• _PROMPT_: Copy out, exactly as written, only the line containing "Transcribe this image's" and the lines after it through the end of the records.

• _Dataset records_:

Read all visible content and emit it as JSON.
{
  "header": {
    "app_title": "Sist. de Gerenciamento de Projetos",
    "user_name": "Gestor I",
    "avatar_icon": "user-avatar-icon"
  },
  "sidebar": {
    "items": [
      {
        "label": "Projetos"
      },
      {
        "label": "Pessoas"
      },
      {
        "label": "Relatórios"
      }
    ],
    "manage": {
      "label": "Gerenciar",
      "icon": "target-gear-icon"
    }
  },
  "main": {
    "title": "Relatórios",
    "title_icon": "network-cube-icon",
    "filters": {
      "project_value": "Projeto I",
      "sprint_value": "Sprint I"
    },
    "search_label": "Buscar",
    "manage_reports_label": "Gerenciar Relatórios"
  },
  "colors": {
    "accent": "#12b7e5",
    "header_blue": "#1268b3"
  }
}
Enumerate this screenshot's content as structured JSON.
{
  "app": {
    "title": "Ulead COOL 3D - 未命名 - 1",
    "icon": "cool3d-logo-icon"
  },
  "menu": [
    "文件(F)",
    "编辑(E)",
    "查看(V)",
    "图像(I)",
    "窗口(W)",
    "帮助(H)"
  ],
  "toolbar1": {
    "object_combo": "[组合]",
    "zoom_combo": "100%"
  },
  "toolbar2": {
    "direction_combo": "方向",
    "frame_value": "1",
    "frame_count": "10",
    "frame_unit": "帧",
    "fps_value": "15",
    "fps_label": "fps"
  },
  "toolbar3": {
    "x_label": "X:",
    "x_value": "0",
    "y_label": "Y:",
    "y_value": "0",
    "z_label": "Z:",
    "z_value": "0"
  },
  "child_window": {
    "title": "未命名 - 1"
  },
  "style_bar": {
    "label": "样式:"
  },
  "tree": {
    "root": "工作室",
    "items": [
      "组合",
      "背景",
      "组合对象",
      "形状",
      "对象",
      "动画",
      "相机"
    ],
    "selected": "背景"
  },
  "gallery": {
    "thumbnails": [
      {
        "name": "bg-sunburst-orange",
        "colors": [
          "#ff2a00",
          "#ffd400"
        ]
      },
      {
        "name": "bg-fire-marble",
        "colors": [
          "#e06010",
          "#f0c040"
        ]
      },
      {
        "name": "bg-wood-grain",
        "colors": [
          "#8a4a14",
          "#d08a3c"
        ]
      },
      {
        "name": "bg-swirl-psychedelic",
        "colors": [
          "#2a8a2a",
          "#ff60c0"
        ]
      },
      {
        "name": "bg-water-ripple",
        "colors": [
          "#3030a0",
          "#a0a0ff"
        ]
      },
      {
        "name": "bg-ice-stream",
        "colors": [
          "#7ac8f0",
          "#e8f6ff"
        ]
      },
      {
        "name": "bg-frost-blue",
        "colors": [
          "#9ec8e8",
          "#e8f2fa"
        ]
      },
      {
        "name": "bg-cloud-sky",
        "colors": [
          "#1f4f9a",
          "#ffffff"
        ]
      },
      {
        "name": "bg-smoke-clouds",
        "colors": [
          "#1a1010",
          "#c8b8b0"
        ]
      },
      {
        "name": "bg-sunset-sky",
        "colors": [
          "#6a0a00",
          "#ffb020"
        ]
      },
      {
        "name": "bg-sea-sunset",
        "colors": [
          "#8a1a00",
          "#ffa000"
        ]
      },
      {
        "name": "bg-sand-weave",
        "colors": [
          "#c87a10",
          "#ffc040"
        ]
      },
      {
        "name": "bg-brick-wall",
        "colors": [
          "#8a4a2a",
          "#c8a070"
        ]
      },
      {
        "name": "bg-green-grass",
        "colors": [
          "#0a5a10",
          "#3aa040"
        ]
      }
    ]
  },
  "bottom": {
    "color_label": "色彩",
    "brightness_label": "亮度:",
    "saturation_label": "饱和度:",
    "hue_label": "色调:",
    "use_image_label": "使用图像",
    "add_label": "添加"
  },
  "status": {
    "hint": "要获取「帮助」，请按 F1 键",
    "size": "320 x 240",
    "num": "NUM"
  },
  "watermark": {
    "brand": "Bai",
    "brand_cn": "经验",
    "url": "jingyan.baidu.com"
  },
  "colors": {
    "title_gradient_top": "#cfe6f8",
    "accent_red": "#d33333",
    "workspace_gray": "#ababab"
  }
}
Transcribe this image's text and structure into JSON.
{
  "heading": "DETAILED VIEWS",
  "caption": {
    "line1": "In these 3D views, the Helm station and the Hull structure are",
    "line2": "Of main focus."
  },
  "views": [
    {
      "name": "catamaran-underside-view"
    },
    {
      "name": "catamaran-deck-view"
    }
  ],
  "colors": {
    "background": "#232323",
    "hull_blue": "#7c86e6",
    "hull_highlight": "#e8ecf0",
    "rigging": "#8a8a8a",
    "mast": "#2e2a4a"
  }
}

• _ANSWER TO THIS TASK_:
Transcribe this image's text and structure into JSON.
{
  "heading": "DETAILED VIEWS",
  "caption": {
    "line1": "In these 3D views, the Helm station and the Hull structure are",
    "line2": "Of main focus."
  },
  "views": [
    {
      "name": "catamaran-underside-view"
    },
    {
      "name": "catamaran-deck-view"
    }
  ],
  "colors": {
    "background": "#232323",
    "hull_blue": "#7c86e6",
    "hull_highlight": "#e8ecf0",
    "rigging": "#8a8a8a",
    "mast": "#2e2a4a"
  }
}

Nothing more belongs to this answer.